### RECORDS PROVIDED
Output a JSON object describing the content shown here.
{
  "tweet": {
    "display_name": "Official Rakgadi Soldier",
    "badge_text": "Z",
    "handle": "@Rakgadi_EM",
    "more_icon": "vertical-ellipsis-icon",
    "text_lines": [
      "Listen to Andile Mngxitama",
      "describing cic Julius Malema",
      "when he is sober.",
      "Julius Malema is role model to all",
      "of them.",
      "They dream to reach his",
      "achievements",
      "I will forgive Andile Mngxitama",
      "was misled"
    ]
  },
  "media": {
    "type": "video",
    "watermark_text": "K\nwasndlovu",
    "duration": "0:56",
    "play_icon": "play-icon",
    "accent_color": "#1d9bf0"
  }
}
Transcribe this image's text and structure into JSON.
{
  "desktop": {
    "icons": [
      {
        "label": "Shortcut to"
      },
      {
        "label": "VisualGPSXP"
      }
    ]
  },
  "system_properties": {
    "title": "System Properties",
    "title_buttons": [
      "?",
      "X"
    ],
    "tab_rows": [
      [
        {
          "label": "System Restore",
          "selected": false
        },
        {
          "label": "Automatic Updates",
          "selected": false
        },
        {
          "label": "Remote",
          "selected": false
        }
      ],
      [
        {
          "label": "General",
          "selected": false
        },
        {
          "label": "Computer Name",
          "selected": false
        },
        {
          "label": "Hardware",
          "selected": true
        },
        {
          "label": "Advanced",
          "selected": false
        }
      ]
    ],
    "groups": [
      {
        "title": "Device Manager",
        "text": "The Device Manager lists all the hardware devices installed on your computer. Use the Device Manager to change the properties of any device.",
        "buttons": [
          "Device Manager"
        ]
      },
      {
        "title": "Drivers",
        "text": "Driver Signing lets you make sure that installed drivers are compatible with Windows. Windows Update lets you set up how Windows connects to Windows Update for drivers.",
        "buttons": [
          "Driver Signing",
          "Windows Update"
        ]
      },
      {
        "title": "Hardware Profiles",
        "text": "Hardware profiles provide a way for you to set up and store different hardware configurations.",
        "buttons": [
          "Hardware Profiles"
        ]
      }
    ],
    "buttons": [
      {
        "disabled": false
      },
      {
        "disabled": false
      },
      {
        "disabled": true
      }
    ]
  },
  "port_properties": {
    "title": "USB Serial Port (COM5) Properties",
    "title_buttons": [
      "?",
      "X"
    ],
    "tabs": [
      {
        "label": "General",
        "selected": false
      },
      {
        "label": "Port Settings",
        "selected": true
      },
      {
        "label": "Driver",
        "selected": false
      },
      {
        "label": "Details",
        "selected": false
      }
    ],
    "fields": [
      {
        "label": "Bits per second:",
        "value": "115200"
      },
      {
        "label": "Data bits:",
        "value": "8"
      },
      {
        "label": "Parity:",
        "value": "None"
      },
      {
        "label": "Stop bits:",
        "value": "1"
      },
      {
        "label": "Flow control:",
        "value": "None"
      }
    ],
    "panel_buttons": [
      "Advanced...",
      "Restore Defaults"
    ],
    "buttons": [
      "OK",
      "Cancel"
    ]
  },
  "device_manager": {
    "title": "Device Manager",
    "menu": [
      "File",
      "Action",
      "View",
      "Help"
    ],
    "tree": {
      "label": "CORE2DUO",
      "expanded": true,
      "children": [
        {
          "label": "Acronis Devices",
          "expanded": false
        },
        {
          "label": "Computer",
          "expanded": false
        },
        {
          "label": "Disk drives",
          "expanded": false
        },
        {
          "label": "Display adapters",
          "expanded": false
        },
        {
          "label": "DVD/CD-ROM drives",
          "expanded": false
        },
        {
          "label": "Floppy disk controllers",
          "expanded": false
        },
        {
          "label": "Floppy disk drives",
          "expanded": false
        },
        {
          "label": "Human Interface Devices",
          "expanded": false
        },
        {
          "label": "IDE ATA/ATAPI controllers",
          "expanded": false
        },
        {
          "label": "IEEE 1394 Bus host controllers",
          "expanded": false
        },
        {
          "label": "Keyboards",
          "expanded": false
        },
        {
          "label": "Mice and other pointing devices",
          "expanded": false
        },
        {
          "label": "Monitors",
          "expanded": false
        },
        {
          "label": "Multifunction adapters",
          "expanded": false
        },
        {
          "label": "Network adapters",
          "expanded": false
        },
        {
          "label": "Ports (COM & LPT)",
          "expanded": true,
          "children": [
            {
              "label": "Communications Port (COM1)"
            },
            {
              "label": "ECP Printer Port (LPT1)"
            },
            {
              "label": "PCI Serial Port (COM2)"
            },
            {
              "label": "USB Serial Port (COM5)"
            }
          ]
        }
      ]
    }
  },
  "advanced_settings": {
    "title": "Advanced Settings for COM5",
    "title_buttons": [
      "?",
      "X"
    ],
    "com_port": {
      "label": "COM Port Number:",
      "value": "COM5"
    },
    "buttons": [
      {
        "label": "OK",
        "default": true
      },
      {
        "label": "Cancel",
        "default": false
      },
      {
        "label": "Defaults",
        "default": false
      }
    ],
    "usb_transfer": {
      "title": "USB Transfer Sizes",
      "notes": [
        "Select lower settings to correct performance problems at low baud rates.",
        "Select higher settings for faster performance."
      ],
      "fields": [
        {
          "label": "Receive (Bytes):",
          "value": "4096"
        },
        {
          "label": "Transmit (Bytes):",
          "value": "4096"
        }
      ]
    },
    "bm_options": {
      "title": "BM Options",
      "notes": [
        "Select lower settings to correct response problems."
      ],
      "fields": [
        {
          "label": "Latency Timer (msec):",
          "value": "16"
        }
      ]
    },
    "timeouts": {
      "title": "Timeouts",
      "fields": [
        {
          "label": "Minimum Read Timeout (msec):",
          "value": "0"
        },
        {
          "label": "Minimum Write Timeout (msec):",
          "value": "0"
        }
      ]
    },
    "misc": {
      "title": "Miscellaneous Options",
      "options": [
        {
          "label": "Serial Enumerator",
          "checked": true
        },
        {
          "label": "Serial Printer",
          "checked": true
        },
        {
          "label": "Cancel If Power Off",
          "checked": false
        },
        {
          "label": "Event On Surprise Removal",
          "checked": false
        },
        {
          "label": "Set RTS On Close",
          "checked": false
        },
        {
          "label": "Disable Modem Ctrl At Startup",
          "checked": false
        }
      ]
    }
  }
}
######
WHAT YOU WILL DO: Transcribe all the entries, keeping each one exactly as it is.

OUTPUT BELOW:
Output a JSON object describing the content shown here.
{
  "tweet": {
    "display_name": "Official Rakgadi Soldier",
    "badge_text": "Z",
    "handle": "@Rakgadi_EM",
    "more_icon": "vertical-ellipsis-icon",
    "text_lines": [
      "Listen to Andile Mngxitama",
      "describing cic Julius Malema",
      "when he is sober.",
      "Julius Malema is role model to all",
      "of them.",
      "They dream to reach his",
      "achievements",
      "I will forgive Andile Mngxitama",
      "was misled"
    ]
  },
  "media": {
    "type": "video",
    "watermark_text": "K\nwasndlovu",
    "duration": "0:56",
    "play_icon": "play-icon",
    "accent_color": "#1d9bf0"
  }
}
Transcribe this image's text and structure into JSON.
{
  "desktop": {
    "icons": [
      {
        "label": "Shortcut to"
      },
      {
        "label": "VisualGPSXP"
      }
    ]
  },
  "system_properties": {
    "title": "System Properties",
    "title_buttons": [
      "?",
      "X"
    ],
    "tab_rows": [
      [
        {
          "label": "System Restore",
          "selected": false
        },
        {
          "label": "Automatic Updates",
          "selected": false
        },
        {
          "label": "Remote",
          "selected": false
        }
      ],
      [
        {
          "label": "General",
          "selected": false
        },
        {
          "label": "Computer Name",
          "selected": false
        },
        {
          "label": "Hardware",
          "selected": true
        },
        {
          "label": "Advanced",
          "selected": false
        }
      ]
    ],
    "groups": [
      {
        "title": "Device Manager",
        "text": "The Device Manager lists all the hardware devices installed on your computer. Use the Device Manager to change the properties of any device.",
        "buttons": [
          "Device Manager"
        ]
      },
      {
        "title": "Drivers",
        "text": "Driver Signing lets you make sure that installed drivers are compatible with Windows. Windows Update lets you set up how Windows connects to Windows Update for drivers.",
        "buttons": [
          "Driver Signing",
          "Windows Update"
        ]
      },
      {
        "title": "Hardware Profiles",
        "text": "Hardware profiles provide a way for you to set up and store different hardware configurations.",
        "buttons": [
          "Hardware Profiles"
        ]
      }
    ],
    "buttons": [
      {
        "disabled": false
      },
      {
        "disabled": false
      },
      {
        "disabled": true
      }
    ]
  },
  "port_properties": {
    "title": "USB Serial Port (COM5) Properties",
    "title_buttons": [
      "?",
      "X"
    ],
    "tabs": [
      {
        "label": "General",
        "selected": false
      },
      {
        "label": "Port Settings",
        "selected": true
      },
      {
        "label": "Driver",
        "selected": false
      },
      {
        "label": "Details",
        "selected": false
      }
    ],
    "fields": [
      {
        "label": "Bits per second:",
        "value": "115200"
      },
      {
        "label": "Data bits:",
        "value": "8"
      },
      {
        "label": "Parity:",
        "value": "None"
      },
      {
        "label": "Stop bits:",
        "value": "1"
      },
      {
        "label": "Flow control:",
        "value": "None"
      }
    ],
    "panel_buttons": [
      "Advanced...",
      "Restore Defaults"
    ],
    "buttons": [
      "OK",
      "Cancel"
    ]
  },
  "device_manager": {
    "title": "Device Manager",
    "menu": [
      "File",
      "Action",
      "View",
      "Help"
    ],
    "tree": {
      "label": "CORE2DUO",
      "expanded": true,
      "children": [
        {
          "label": "Acronis Devices",
          "expanded": false
        },
        {
          "label": "Computer",
          "expanded": false
        },
        {
          "label": "Disk drives",
          "expanded": false
        },
        {
          "label": "Display adapters",
          "expanded": false
        },
        {
          "label": "DVD/CD-ROM drives",
          "expanded": false
        },
        {
          "label": "Floppy disk controllers",
          "expanded": false
        },
        {
          "label": "Floppy disk drives",
          "expanded": false
        },
        {
          "label": "Human Interface Devices",
          "expanded": false
        },
        {
          "label": "IDE ATA/ATAPI controllers",
          "expanded": false
        },
        {
          "label": "IEEE 1394 Bus host controllers",
          "expanded": false
        },
        {
          "label": "Keyboards",
          "expanded": false
        },
        {
          "label": "Mice and other pointing devices",
          "expanded": false
        },
        {
          "label": "Monitors",
          "expanded": false
        },
        {
          "label": "Multifunction adapters",
          "expanded": false
        },
        {
          "label": "Network adapters",
          "expanded": false
        },
        {
          "label": "Ports (COM & LPT)",
          "expanded": true,
          "children": [
            {
              "label": "Communications Port (COM1)"
            },
            {
              "label": "ECP Printer Port (LPT1)"
            },
            {
              "label": "PCI Serial Port (COM2)"
            },
            {
              "label": "USB Serial Port (COM5)"
            }
          ]
        }
      ]
    }
  },
  "advanced_settings": {
    "title": "Advanced Settings for COM5",
    "title_buttons": [
      "?",
      "X"
    ],
    "com_port": {
      "label": "COM Port Number:",
      "value": "COM5"
    },
    "buttons": [
      {
        "label": "OK",
        "default": true
      },
      {
        "label": "Cancel",
        "default": false
      },
      {
        "label": "Defaults",
        "default": false
      }
    ],
    "usb_transfer": {
      "title": "USB Transfer Sizes",
      "notes": [
        "Select lower settings to correct performance problems at low baud rates.",
        "Select higher settings for faster performance."
      ],
      "fields": [
        {
          "label": "Receive (Bytes):",
          "value": "4096"
        },
        {
          "label": "Transmit (Bytes):",
          "value": "4096"
        }
      ]
    },
    "bm_options": {
      "title": "BM Options",
      "notes": [
        "Select lower settings to correct response problems."
      ],
      "fields": [
        {
          "label": "Latency Timer (msec):",
          "value": "16"
        }
      ]
    },
    "timeouts": {
      "title": "Timeouts",
      "fields": [
        {
          "label": "Minimum Read Timeout (msec):",
          "value": "0"
        },
        {
          "label": "Minimum Write Timeout (msec):",
          "value": "0"
        }
      ]
    },
    "misc": {
      "title": "Miscellaneous Options",
      "options": [
        {
          "label": "Serial Enumerator",
          "checked": true
        },
        {
          "label": "Serial Printer",
          "checked": true
        },
        {
          "label": "Cancel If Power Off",
          "checked": false
        },
        {
          "label": "Event On Surprise Removal",
          "checked": false
        },
        {
          "label": "Set RTS On Close",
          "checked": false
        },
        {
          "label": "Disable Modem Ctrl At Startup",
          "checked": false
        }
      ]
    }
  }
}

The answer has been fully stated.